## Excerpted records
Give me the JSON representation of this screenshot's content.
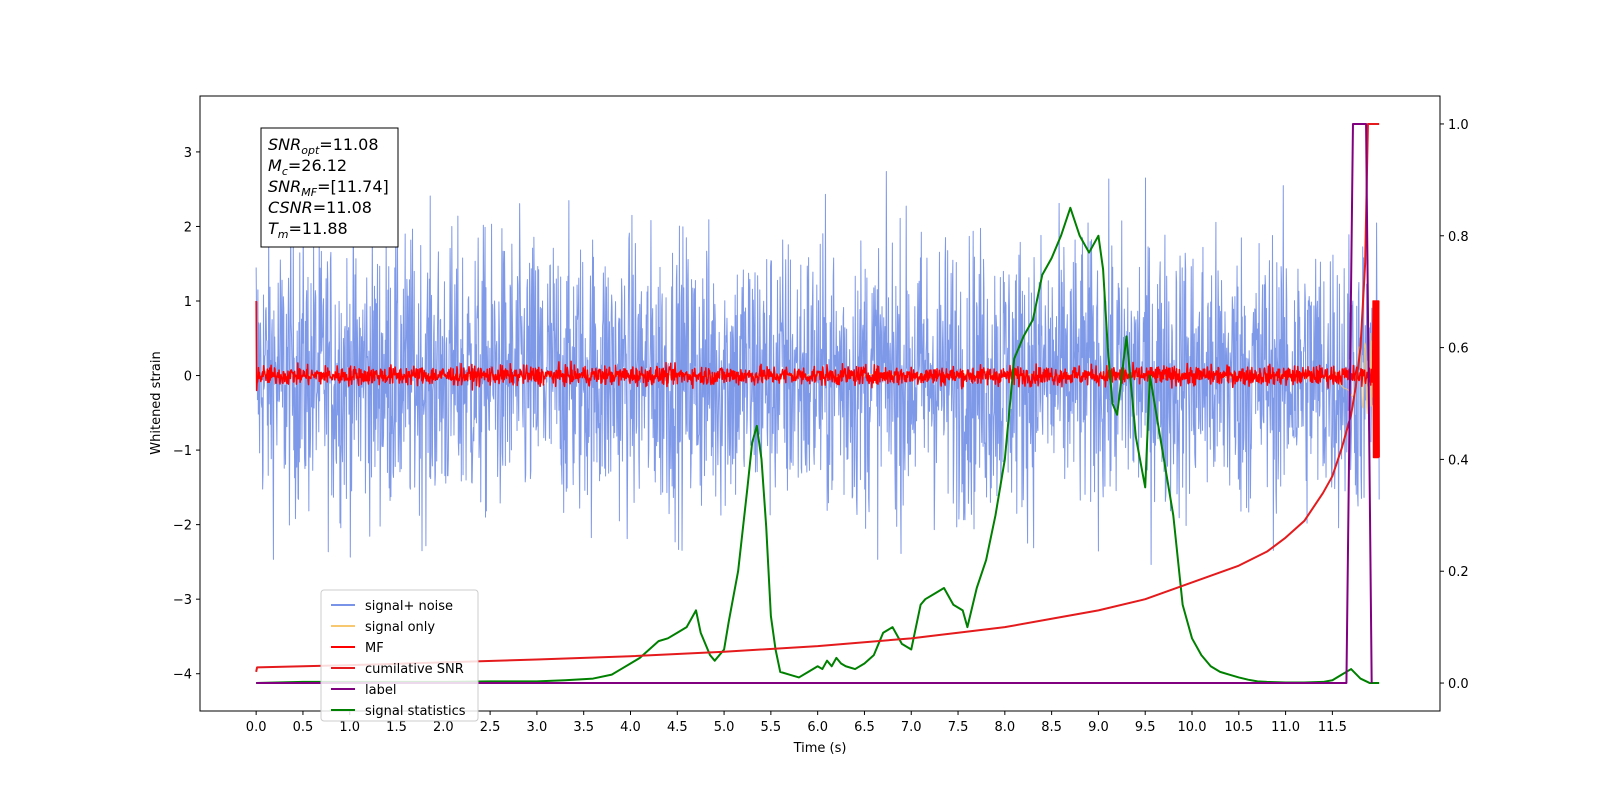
{
  "chart_data": {
    "type": "line",
    "xlabel": "Time (s)",
    "ylabel": "Whitened strain",
    "xlim": [
      -0.6,
      12.65
    ],
    "ylim": [
      -4.5,
      3.75
    ],
    "ylim_right": [
      -0.05,
      1.05
    ],
    "xticks": [
      0.0,
      0.5,
      1.0,
      1.5,
      2.0,
      2.5,
      3.0,
      3.5,
      4.0,
      4.5,
      5.0,
      5.5,
      6.0,
      6.5,
      7.0,
      7.5,
      8.0,
      8.5,
      9.0,
      9.5,
      10.0,
      10.5,
      11.0,
      11.5
    ],
    "xtick_labels": [
      "0.0",
      "0.5",
      "1.0",
      "1.5",
      "2.0",
      "2.5",
      "3.0",
      "3.5",
      "4.0",
      "4.5",
      "5.0",
      "5.5",
      "6.0",
      "6.5",
      "7.0",
      "7.5",
      "8.0",
      "8.5",
      "9.0",
      "9.5",
      "10.0",
      "10.5",
      "11.0",
      "11.5"
    ],
    "yticks_left": [
      3,
      2,
      1,
      0,
      -1,
      -2,
      -3,
      -4
    ],
    "ytick_labels_left": [
      "3",
      "2",
      "1",
      "0",
      "−1",
      "−2",
      "−3",
      "−4"
    ],
    "yticks_right": [
      1.0,
      0.8,
      0.6,
      0.4,
      0.2,
      0.0
    ],
    "ytick_labels_right": [
      "1.0",
      "0.8",
      "0.6",
      "0.4",
      "0.2",
      "0.0"
    ],
    "grid": false,
    "legend_position": "lower-left",
    "legend": [
      {
        "label": "signal+ noise",
        "color": "#7893e8"
      },
      {
        "label": "signal only",
        "color": "#f7c870"
      },
      {
        "label": "MF",
        "color": "#ff0000"
      },
      {
        "label": "cumilative SNR",
        "color": "#e41a1c"
      },
      {
        "label": "label",
        "color": "#800080"
      },
      {
        "label": "signal statistics",
        "color": "#008000"
      }
    ],
    "info_box": [
      {
        "main": "SNR",
        "sub": "opt",
        "value": "=11.08"
      },
      {
        "main": "M",
        "sub": "c",
        "value": "=26.12"
      },
      {
        "main": "SNR",
        "sub": "MF",
        "value": "=[11.74]"
      },
      {
        "main": "CSNR",
        "sub": "",
        "value": "=11.08"
      },
      {
        "main": "T",
        "sub": "m",
        "value": "=11.88"
      }
    ],
    "series": [
      {
        "name": "signal statistics",
        "axis": "right",
        "color": "#008000",
        "x": [
          0.0,
          0.5,
          1.0,
          1.5,
          2.0,
          2.5,
          3.0,
          3.3,
          3.6,
          3.8,
          3.9,
          4.0,
          4.1,
          4.2,
          4.3,
          4.4,
          4.5,
          4.6,
          4.7,
          4.75,
          4.85,
          4.9,
          5.0,
          5.05,
          5.15,
          5.25,
          5.3,
          5.35,
          5.4,
          5.45,
          5.5,
          5.55,
          5.6,
          5.7,
          5.8,
          5.9,
          6.0,
          6.05,
          6.1,
          6.15,
          6.2,
          6.25,
          6.3,
          6.4,
          6.5,
          6.6,
          6.7,
          6.8,
          6.9,
          7.0,
          7.1,
          7.15,
          7.25,
          7.35,
          7.45,
          7.55,
          7.6,
          7.7,
          7.8,
          7.9,
          8.0,
          8.1,
          8.2,
          8.3,
          8.4,
          8.5,
          8.6,
          8.7,
          8.8,
          8.9,
          9.0,
          9.05,
          9.1,
          9.15,
          9.2,
          9.3,
          9.4,
          9.5,
          9.55,
          9.6,
          9.7,
          9.8,
          9.9,
          10.0,
          10.1,
          10.2,
          10.3,
          10.4,
          10.5,
          10.6,
          10.7,
          10.8,
          11.0,
          11.2,
          11.4,
          11.5,
          11.6,
          11.7,
          11.8,
          11.9,
          12.0
        ],
        "y": [
          0.0,
          0.002,
          0.002,
          0.002,
          0.002,
          0.003,
          0.003,
          0.005,
          0.008,
          0.015,
          0.025,
          0.035,
          0.045,
          0.06,
          0.075,
          0.08,
          0.09,
          0.1,
          0.13,
          0.09,
          0.05,
          0.04,
          0.06,
          0.11,
          0.2,
          0.35,
          0.43,
          0.46,
          0.4,
          0.28,
          0.12,
          0.06,
          0.02,
          0.015,
          0.01,
          0.02,
          0.03,
          0.025,
          0.04,
          0.03,
          0.045,
          0.035,
          0.03,
          0.025,
          0.035,
          0.05,
          0.09,
          0.1,
          0.07,
          0.06,
          0.14,
          0.15,
          0.16,
          0.17,
          0.14,
          0.13,
          0.1,
          0.17,
          0.22,
          0.3,
          0.4,
          0.58,
          0.62,
          0.65,
          0.73,
          0.76,
          0.8,
          0.85,
          0.8,
          0.77,
          0.8,
          0.74,
          0.6,
          0.5,
          0.48,
          0.62,
          0.44,
          0.35,
          0.55,
          0.5,
          0.4,
          0.3,
          0.14,
          0.08,
          0.05,
          0.03,
          0.02,
          0.015,
          0.01,
          0.006,
          0.003,
          0.002,
          0.001,
          0.001,
          0.002,
          0.005,
          0.015,
          0.025,
          0.008,
          0.0,
          0.0
        ]
      },
      {
        "name": "cumilative SNR",
        "axis": "right",
        "color": "#e41a1c",
        "x": [
          0.0,
          0.01,
          1.0,
          2.0,
          3.0,
          4.0,
          5.0,
          6.0,
          7.0,
          7.5,
          8.0,
          8.5,
          9.0,
          9.5,
          10.0,
          10.5,
          10.8,
          11.0,
          11.2,
          11.4,
          11.5,
          11.6,
          11.7,
          11.75,
          11.8,
          11.85,
          11.88,
          11.9,
          12.0
        ],
        "y": [
          0.02,
          0.028,
          0.032,
          0.037,
          0.042,
          0.048,
          0.056,
          0.066,
          0.08,
          0.09,
          0.1,
          0.115,
          0.13,
          0.15,
          0.18,
          0.21,
          0.235,
          0.26,
          0.29,
          0.34,
          0.37,
          0.42,
          0.48,
          0.53,
          0.6,
          0.75,
          1.0,
          1.0,
          1.0
        ]
      },
      {
        "name": "label",
        "axis": "right",
        "color": "#800080",
        "x": [
          0.0,
          11.65,
          11.72,
          11.72,
          11.86,
          11.86,
          11.92
        ],
        "y": [
          0.0,
          0.0,
          1.0,
          1.0,
          1.0,
          1.0,
          0.0
        ]
      }
    ]
  }
}
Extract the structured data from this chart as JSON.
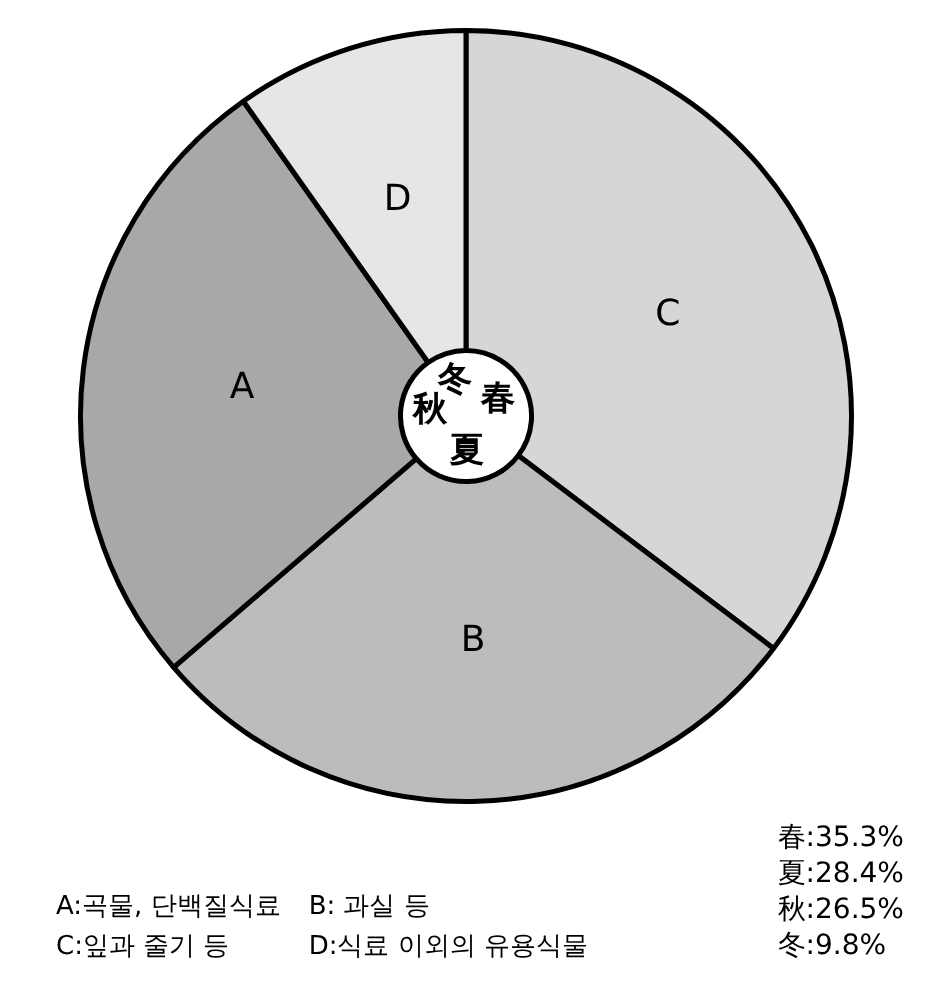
{
  "chart_data": {
    "type": "donut",
    "categories": [
      "春",
      "夏",
      "秋",
      "冬"
    ],
    "values": [
      35.3,
      28.4,
      26.5,
      9.8
    ],
    "value_labels": [
      ":35.3%",
      ":28.4%",
      ":26.5%",
      ":9.8%"
    ],
    "colors": [
      "#d6d6d6",
      "#bcbcbc",
      "#a8a8a8",
      "#e6e6e6"
    ],
    "legend": false,
    "annotations": [
      {
        "text": "C",
        "x": "春"
      },
      {
        "text": "B",
        "x": "夏"
      },
      {
        "text": "A",
        "x": "秋"
      },
      {
        "text": "D",
        "x": "冬"
      },
      "A:곡물, 단백질식료",
      "B: 과실 등",
      "C:잎과 줄기 등",
      "D:식료 이외의 유용식물"
    ]
  }
}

## Goal of the exercise
Leave out the pictures and transcribe everything else exactly.

## Written reply
Give me the JSON representation of this screenshot's content.
{
  "chart_data": {
    "type": "line",
    "xlabel": "Time (s)",
    "ylabel": "Whitened strain",
    "xlim": [
      -0.6,
      12.65
    ],
    "ylim": [
      -4.5,
      3.75
    ],
    "ylim_right": [
      -0.05,
      1.05
    ],
    "xticks": [
      0.0,
      0.5,
      1.0,
      1.5,
      2.0,
      2.5,
      3.0,
      3.5,
      4.0,
      4.5,
      5.0,
      5.5,
      6.0,
      6.5,
      7.0,
      7.5,
      8.0,
      8.5,
      9.0,
      9.5,
      10.0,
      10.5,
      11.0,
      11.5
    ],
    "xtick_labels": [
      "0.0",
      "0.5",
      "1.0",
      "1.5",
      "2.0",
      "2.5",
      "3.0",
      "3.5",
      "4.0",
      "4.5",
      "5.0",
      "5.5",
      "6.0",
      "6.5",
      "7.0",
      "7.5",
      "8.0",
      "8.5",
      "9.0",
      "9.5",
      "10.0",
      "10.5",
      "11.0",
      "11.5"
    ],
    "yticks_left": [
      3,
      2,
      1,
      0,
      -1,
      -2,
      -3,
      -4
    ],
    "ytick_labels_left": [
      "3",
      "2",
      "1",
      "0",
      "−1",
      "−2",
      "−3",
      "−4"
    ],
    "yticks_right": [
      1.0,
      0.8,
      0.6,
      0.4,
      0.2,
      0.0
    ],
    "ytick_labels_right": [
      "1.0",
      "0.8",
      "0.6",
      "0.4",
      "0.2",
      "0.0"
    ],
    "grid": false,
    "legend_position": "lower-left",
    "legend": [
      {
        "label": "signal+ noise",
        "color": "#7893e8"
      },
      {
        "label": "signal only",
        "color": "#f7c870"
      },
      {
        "label": "MF",
        "color": "#ff0000"
      },
      {
        "label": "cumilative SNR",
        "color": "#e41a1c"
      },
      {
        "label": "label",
        "color": "#800080"
      },
      {
        "label": "signal statistics",
        "color": "#008000"
      }
    ],
    "info_box": [
      {
        "main": "SNR",
        "sub": "opt",
        "value": "=11.08"
      },
      {
        "main": "M",
        "sub": "c",
        "value": "=26.12"
      },
      {
        "main": "SNR",
        "sub": "MF",
        "value": "=[11.74]"
      },
      {
        "main": "CSNR",
        "sub": "",
        "value": "=11.08"
      },
      {
        "main": "T",
        "sub": "m",
        "value": "=11.88"
      }
    ],
    "series": [
      {
        "name": "signal statistics",
        "axis": "right",
        "color": "#008000",
        "x": [
          0.0,
          0.5,
          1.0,
          1.5,
          2.0,
          2.5,
          3.0,
          3.3,
          3.6,
          3.8,
          3.9,
          4.0,
          4.1,
          4.2,
          4.3,
          4.4,
          4.5,
          4.6,
          4.7,
          4.75,
          4.85,
          4.9,
          5.0,
          5.05,
          5.15,
          5.25,
          5.3,
          5.35,
          5.4,
          5.45,
          5.5,
          5.55,
          5.6,
          5.7,
          5.8,
          5.9,
          6.0,
          6.05,
          6.1,
          6.15,
          6.2,
          6.25,
          6.3,
          6.4,
          6.5,
          6.6,
          6.7,
          6.8,
          6.9,
          7.0,
          7.1,
          7.15,
          7.25,
          7.35,
          7.45,
          7.55,
          7.6,
          7.7,
          7.8,
          7.9,
          8.0,
          8.1,
          8.2,
          8.3,
          8.4,
          8.5,
          8.6,
          8.7,
          8.8,
          8.9,
          9.0,
          9.05,
          9.1,
          9.15,
          9.2,
          9.3,
          9.4,
          9.5,
          9.55,
          9.6,
          9.7,
          9.8,
          9.9,
          10.0,
          10.1,
          10.2,
          10.3,
          10.4,
          10.5,
          10.6,
          10.7,
          10.8,
          11.0,
          11.2,
          11.4,
          11.5,
          11.6,
          11.7,
          11.8,
          11.9,
          12.0
        ],
        "y": [
          0.0,
          0.002,
          0.002,
          0.002,
          0.002,
          0.003,
          0.003,
          0.005,
          0.008,
          0.015,
          0.025,
          0.035,
          0.045,
          0.06,
          0.075,
          0.08,
          0.09,
          0.1,
          0.13,
          0.09,
          0.05,
          0.04,
          0.06,
          0.11,
          0.2,
          0.35,
          0.43,
          0.46,
          0.4,
          0.28,
          0.12,
          0.06,
          0.02,
          0.015,
          0.01,
          0.02,
          0.03,
          0.025,
          0.04,
          0.03,
          0.045,
          0.035,
          0.03,
          0.025,
          0.035,
          0.05,
          0.09,
          0.1,
          0.07,
          0.06,
          0.14,
          0.15,
          0.16,
          0.17,
          0.14,
          0.13,
          0.1,
          0.17,
          0.22,
          0.3,
          0.4,
          0.58,
          0.62,
          0.65,
          0.73,
          0.76,
          0.8,
          0.85,
          0.8,
          0.77,
          0.8,
          0.74,
          0.6,
          0.5,
          0.48,
          0.62,
          0.44,
          0.35,
          0.55,
          0.5,
          0.4,
          0.3,
          0.14,
          0.08,
          0.05,
          0.03,
          0.02,
          0.015,
          0.01,
          0.006,
          0.003,
          0.002,
          0.001,
          0.001,
          0.002,
          0.005,
          0.015,
          0.025,
          0.008,
          0.0,
          0.0
        ]
      },
      {
        "name": "cumilative SNR",
        "axis": "right",
        "color": "#e41a1c",
        "x": [
          0.0,
          0.01,
          1.0,
          2.0,
          3.0,
          4.0,
          5.0,
          6.0,
          7.0,
          7.5,
          8.0,
          8.5,
          9.0,
          9.5,
          10.0,
          10.5,
          10.8,
          11.0,
          11.2,
          11.4,
          11.5,
          11.6,
          11.7,
          11.75,
          11.8,
          11.85,
          11.88,
          11.9,
          12.0
        ],
        "y": [
          0.02,
          0.028,
          0.032,
          0.037,
          0.042,
          0.048,
          0.056,
          0.066,
          0.08,
          0.09,
          0.1,
          0.115,
          0.13,
          0.15,
          0.18,
          0.21,
          0.235,
          0.26,
          0.29,
          0.34,
          0.37,
          0.42,
          0.48,
          0.53,
          0.6,
          0.75,
          1.0,
          1.0,
          1.0
        ]
      },
      {
        "name": "label",
        "axis": "right",
        "color": "#800080",
        "x": [
          0.0,
          11.65,
          11.72,
          11.72,
          11.86,
          11.86,
          11.92
        ],
        "y": [
          0.0,
          0.0,
          1.0,
          1.0,
          1.0,
          1.0,
          0.0
        ]
      }
    ]
  }
}
Extract the structured data from this chart as JSON.
{
  "chart_data": {
    "type": "donut",
    "categories": [
      "春",
      "夏",
      "秋",
      "冬"
    ],
    "values": [
      35.3,
      28.4,
      26.5,
      9.8
    ],
    "value_labels": [
      ":35.3%",
      ":28.4%",
      ":26.5%",
      ":9.8%"
    ],
    "colors": [
      "#d6d6d6",
      "#bcbcbc",
      "#a8a8a8",
      "#e6e6e6"
    ],
    "legend": false,
    "annotations": [
      {
        "text": "C",
        "x": "春"
      },
      {
        "text": "B",
        "x": "夏"
      },
      {
        "text": "A",
        "x": "秋"
      },
      {
        "text": "D",
        "x": "冬"
      },
      "A:곡물, 단백질식료",
      "B: 과실 등",
      "C:잎과 줄기 등",
      "D:식료 이외의 유용식물"
    ]
  }
}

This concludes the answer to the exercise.